» **What you need to do**: Copy out all the data, word for word.

(Data entries)

>> Start

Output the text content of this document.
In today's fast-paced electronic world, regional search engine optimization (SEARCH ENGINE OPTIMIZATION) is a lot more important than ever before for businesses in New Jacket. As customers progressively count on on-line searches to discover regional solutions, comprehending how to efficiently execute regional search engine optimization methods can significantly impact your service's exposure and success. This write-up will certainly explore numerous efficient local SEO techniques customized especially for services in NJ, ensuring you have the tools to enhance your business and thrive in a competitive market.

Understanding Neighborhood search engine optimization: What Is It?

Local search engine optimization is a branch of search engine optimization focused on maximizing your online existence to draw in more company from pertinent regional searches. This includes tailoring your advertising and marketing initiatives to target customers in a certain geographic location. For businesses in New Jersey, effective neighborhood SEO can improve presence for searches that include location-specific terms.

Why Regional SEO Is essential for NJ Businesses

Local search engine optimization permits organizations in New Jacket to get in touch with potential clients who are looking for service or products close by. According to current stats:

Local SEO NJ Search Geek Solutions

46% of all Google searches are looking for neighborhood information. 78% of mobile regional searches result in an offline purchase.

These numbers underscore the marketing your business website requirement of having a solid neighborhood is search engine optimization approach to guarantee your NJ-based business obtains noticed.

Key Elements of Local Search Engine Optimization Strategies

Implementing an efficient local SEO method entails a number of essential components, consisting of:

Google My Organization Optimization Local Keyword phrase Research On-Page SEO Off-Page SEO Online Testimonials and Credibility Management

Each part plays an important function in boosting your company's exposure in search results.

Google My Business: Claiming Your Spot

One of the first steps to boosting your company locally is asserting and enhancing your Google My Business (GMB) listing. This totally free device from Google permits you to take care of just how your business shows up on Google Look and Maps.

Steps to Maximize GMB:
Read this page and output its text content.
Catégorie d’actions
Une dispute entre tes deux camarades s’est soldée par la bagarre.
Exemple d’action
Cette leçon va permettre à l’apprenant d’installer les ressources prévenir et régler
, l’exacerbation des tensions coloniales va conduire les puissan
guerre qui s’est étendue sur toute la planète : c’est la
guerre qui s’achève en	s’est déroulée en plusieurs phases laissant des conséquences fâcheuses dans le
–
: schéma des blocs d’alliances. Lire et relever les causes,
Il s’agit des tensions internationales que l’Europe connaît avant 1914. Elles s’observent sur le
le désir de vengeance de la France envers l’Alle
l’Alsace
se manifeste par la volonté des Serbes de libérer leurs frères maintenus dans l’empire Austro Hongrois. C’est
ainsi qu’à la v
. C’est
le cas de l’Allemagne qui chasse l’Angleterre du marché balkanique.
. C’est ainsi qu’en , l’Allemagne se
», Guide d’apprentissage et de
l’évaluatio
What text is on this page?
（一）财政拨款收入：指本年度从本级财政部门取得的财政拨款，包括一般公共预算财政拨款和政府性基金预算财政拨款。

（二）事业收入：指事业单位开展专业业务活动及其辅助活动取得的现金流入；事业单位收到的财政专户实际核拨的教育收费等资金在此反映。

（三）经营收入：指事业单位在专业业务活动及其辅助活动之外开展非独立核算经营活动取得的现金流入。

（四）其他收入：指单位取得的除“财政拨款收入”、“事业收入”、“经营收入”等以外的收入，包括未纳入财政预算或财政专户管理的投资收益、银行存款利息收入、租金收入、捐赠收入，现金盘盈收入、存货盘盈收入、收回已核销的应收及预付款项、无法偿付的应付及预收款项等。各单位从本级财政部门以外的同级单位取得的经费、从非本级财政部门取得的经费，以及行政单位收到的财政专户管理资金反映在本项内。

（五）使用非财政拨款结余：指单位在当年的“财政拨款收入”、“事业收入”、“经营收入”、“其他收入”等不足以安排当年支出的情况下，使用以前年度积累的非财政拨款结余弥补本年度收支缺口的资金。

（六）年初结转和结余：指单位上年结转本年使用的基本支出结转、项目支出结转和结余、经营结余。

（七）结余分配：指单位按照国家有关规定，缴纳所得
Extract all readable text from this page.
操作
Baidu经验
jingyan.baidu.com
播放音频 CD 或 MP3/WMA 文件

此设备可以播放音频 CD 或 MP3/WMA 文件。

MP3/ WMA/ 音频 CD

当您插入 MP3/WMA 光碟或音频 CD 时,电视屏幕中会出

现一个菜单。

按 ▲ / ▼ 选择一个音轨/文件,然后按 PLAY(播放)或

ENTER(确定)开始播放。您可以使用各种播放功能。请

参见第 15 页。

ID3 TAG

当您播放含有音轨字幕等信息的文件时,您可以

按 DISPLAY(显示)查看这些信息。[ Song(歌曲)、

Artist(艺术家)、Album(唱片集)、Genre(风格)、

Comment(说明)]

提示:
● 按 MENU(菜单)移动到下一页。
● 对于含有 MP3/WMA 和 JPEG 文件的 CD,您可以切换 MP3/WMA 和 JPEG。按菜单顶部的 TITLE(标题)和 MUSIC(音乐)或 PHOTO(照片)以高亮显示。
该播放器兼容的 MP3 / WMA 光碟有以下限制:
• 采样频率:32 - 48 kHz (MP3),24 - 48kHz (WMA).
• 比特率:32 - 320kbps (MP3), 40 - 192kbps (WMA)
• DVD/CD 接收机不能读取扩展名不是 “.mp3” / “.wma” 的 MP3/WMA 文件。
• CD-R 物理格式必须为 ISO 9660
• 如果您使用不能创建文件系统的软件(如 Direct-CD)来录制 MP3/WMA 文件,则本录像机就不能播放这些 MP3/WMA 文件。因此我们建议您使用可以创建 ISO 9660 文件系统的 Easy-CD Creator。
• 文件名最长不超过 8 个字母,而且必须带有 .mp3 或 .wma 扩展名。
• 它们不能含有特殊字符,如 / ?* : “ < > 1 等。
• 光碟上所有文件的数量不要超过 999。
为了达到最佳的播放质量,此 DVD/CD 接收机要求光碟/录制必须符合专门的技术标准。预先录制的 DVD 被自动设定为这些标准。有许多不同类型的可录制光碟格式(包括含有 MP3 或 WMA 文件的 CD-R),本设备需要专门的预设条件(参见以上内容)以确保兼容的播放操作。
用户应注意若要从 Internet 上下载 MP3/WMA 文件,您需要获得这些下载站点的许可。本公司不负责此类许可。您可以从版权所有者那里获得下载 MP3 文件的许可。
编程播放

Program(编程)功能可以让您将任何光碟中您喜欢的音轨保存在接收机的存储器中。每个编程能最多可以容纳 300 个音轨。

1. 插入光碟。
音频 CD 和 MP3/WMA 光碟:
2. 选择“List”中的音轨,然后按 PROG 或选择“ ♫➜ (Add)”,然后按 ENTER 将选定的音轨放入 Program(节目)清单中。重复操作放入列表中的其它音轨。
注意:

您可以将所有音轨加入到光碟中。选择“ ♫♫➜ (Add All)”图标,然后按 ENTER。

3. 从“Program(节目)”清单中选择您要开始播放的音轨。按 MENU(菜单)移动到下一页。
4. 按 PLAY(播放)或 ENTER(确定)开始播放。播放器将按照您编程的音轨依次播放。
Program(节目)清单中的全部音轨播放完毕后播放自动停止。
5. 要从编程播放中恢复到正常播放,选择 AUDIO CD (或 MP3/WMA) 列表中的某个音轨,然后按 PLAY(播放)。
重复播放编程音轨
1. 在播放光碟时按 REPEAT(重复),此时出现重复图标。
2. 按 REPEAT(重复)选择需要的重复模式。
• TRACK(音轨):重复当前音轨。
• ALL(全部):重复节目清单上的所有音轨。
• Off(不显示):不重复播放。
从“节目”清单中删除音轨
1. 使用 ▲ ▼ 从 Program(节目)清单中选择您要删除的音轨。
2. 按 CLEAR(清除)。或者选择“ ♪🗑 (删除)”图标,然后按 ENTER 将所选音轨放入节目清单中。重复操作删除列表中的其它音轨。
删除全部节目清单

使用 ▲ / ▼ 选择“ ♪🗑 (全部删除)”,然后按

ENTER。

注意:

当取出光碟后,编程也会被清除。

>> End

» **Output of the exercise**:
Output the text content of this document.
In today's fast-paced electronic world, regional search engine optimization (SEARCH ENGINE OPTIMIZATION) is a lot more important than ever before for businesses in New Jacket. As customers progressively count on on-line searches to discover regional solutions, comprehending how to efficiently execute regional search engine optimization methods can significantly impact your service's exposure and success. This write-up will certainly explore numerous efficient local SEO techniques customized especially for services in NJ, ensuring you have the tools to enhance your business and thrive in a competitive market.

Understanding Neighborhood search engine optimization: What Is It?

Local search engine optimization is a branch of search engine optimization focused on maximizing your online existence to draw in more company from pertinent regional searches. This includes tailoring your advertising and marketing initiatives to target customers in a certain geographic location. For businesses in New Jersey, effective neighborhood SEO can improve presence for searches that include location-specific terms.

Why Regional SEO Is essential for NJ Businesses

Local search engine optimization permits organizations in New Jacket to get in touch with potential clients who are looking for service or products close by. According to current stats:

Local SEO NJ Search Geek Solutions

46% of all Google searches are looking for neighborhood information. 78% of mobile regional searches result in an offline purchase.

These numbers underscore the marketing your business website requirement of having a solid neighborhood is search engine optimization approach to guarantee your NJ-based business obtains noticed.

Key Elements of Local Search Engine Optimization Strategies

Implementing an efficient local SEO method entails a number of essential components, consisting of:

Google My Organization Optimization Local Keyword phrase Research On-Page SEO Off-Page SEO Online Testimonials and Credibility Management

Each part plays an important function in boosting your company's exposure in search results.

Google My Business: Claiming Your Spot

One of the first steps to boosting your company locally is asserting and enhancing your Google My Business (GMB) listing. This totally free device from Google permits you to take care of just how your business shows up on Google Look and Maps.

Steps to Maximize GMB:
Read this page and output its text content.
Catégorie d’actions
Une dispute entre tes deux camarades s’est soldée par la bagarre.
Exemple d’action
Cette leçon va permettre à l’apprenant d’installer les ressources prévenir et régler
, l’exacerbation des tensions coloniales va conduire les puissan
guerre qui s’est étendue sur toute la planète : c’est la
guerre qui s’achève en	s’est déroulée en plusieurs phases laissant des conséquences fâcheuses dans le
–
: schéma des blocs d’alliances. Lire et relever les causes,
Il s’agit des tensions internationales que l’Europe connaît avant 1914. Elles s’observent sur le
le désir de vengeance de la France envers l’Alle
l’Alsace
se manifeste par la volonté des Serbes de libérer leurs frères maintenus dans l’empire Austro Hongrois. C’est
ainsi qu’à la v
. C’est
le cas de l’Allemagne qui chasse l’Angleterre du marché balkanique.
. C’est ainsi qu’en , l’Allemagne se
», Guide d’apprentissage et de
l’évaluatio
What text is on this page?
（一）财政拨款收入：指本年度从本级财政部门取得的财政拨款，包括一般公共预算财政拨款和政府性基金预算财政拨款。

（二）事业收入：指事业单位开展专业业务活动及其辅助活动取得的现金流入；事业单位收到的财政专户实际核拨的教育收费等资金在此反映。

（三）经营收入：指事业单位在专业业务活动及其辅助活动之外开展非独立核算经营活动取得的现金流入。

（四）其他收入：指单位取得的除“财政拨款收入”、“事业收入”、“经营收入”等以外的收入，包括未纳入财政预算或财政专户管理的投资收益、银行存款利息收入、租金收入、捐赠收入，现金盘盈收入、存货盘盈收入、收回已核销的应收及预付款项、无法偿付的应付及预收款项等。各单位从本级财政部门以外的同级单位取得的经费、从非本级财政部门取得的经费，以及行政单位收到的财政专户管理资金反映在本项内。

（五）使用非财政拨款结余：指单位在当年的“财政拨款收入”、“事业收入”、“经营收入”、“其他收入”等不足以安排当年支出的情况下，使用以前年度积累的非财政拨款结余弥补本年度收支缺口的资金。

（六）年初结转和结余：指单位上年结转本年使用的基本支出结转、项目支出结转和结余、经营结余。

（七）结余分配：指单位按照国家有关规定，缴纳所得
Extract all readable text from this page.
操作
Baidu经验
jingyan.baidu.com
播放音频 CD 或 MP3/WMA 文件

此设备可以播放音频 CD 或 MP3/WMA 文件。

MP3/ WMA/ 音频 CD

当您插入 MP3/WMA 光碟或音频 CD 时,电视屏幕中会出

现一个菜单。

按 ▲ / ▼ 选择一个音轨/文件,然后按 PLAY(播放)或

ENTER(确定)开始播放。您可以使用各种播放功能。请

参见第 15 页。

ID3 TAG

当您播放含有音轨字幕等信息的文件时,您可以

按 DISPLAY(显示)查看这些信息。[ Song(歌曲)、

Artist(艺术家)、Album(唱片集)、Genre(风格)、

Comment(说明)]

提示:
● 按 MENU(菜单)移动到下一页。
● 对于含有 MP3/WMA 和 JPEG 文件的 CD,您可以切换 MP3/WMA 和 JPEG。按菜单顶部的 TITLE(标题)和 MUSIC(音乐)或 PHOTO(照片)以高亮显示。
该播放器兼容的 MP3 / WMA 光碟有以下限制:
• 采样频率:32 - 48 kHz (MP3),24 - 48kHz (WMA).
• 比特率:32 - 320kbps (MP3), 40 - 192kbps (WMA)
• DVD/CD 接收机不能读取扩展名不是 “.mp3” / “.wma” 的 MP3/WMA 文件。
• CD-R 物理格式必须为 ISO 9660
• 如果您使用不能创建文件系统的软件(如 Direct-CD)来录制 MP3/WMA 文件,则本录像机就不能播放这些 MP3/WMA 文件。因此我们建议您使用可以创建 ISO 9660 文件系统的 Easy-CD Creator。
• 文件名最长不超过 8 个字母,而且必须带有 .mp3 或 .wma 扩展名。
• 它们不能含有特殊字符,如 / ?* : “ < > 1 等。
• 光碟上所有文件的数量不要超过 999。
为了达到最佳的播放质量,此 DVD/CD 接收机要求光碟/录制必须符合专门的技术标准。预先录制的 DVD 被自动设定为这些标准。有许多不同类型的可录制光碟格式(包括含有 MP3 或 WMA 文件的 CD-R),本设备需要专门的预设条件(参见以上内容)以确保兼容的播放操作。
用户应注意若要从 Internet 上下载 MP3/WMA 文件,您需要获得这些下载站点的许可。本公司不负责此类许可。您可以从版权所有者那里获得下载 MP3 文件的许可。
编程播放

Program(编程)功能可以让您将任何光碟中您喜欢的音轨保存在接收机的存储器中。每个编程能最多可以容纳 300 个音轨。

1. 插入光碟。
音频 CD 和 MP3/WMA 光碟:
2. 选择“List”中的音轨,然后按 PROG 或选择“ ♫➜ (Add)”,然后按 ENTER 将选定的音轨放入 Program(节目)清单中。重复操作放入列表中的其它音轨。
注意:

您可以将所有音轨加入到光碟中。选择“ ♫♫➜ (Add All)”图标,然后按 ENTER。

3. 从“Program(节目)”清单中选择您要开始播放的音轨。按 MENU(菜单)移动到下一页。
4. 按 PLAY(播放)或 ENTER(确定)开始播放。播放器将按照您编程的音轨依次播放。
Program(节目)清单中的全部音轨播放完毕后播放自动停止。
5. 要从编程播放中恢复到正常播放,选择 AUDIO CD (或 MP3/WMA) 列表中的某个音轨,然后按 PLAY(播放)。
重复播放编程音轨
1. 在播放光碟时按 REPEAT(重复),此时出现重复图标。
2. 按 REPEAT(重复)选择需要的重复模式。
• TRACK(音轨):重复当前音轨。
• ALL(全部):重复节目清单上的所有音轨。
• Off(不显示):不重复播放。
从“节目”清单中删除音轨
1. 使用 ▲ ▼ 从 Program(节目)清单中选择您要删除的音轨。
2. 按 CLEAR(清除)。或者选择“ ♪🗑 (删除)”图标,然后按 ENTER 将所选音轨放入节目清单中。重复操作删除列表中的其它音轨。
删除全部节目清单

使用 ▲ / ▼ 选择“ ♪🗑 (全部删除)”,然后按

ENTER。

注意:

当取出光碟后,编程也会被清除。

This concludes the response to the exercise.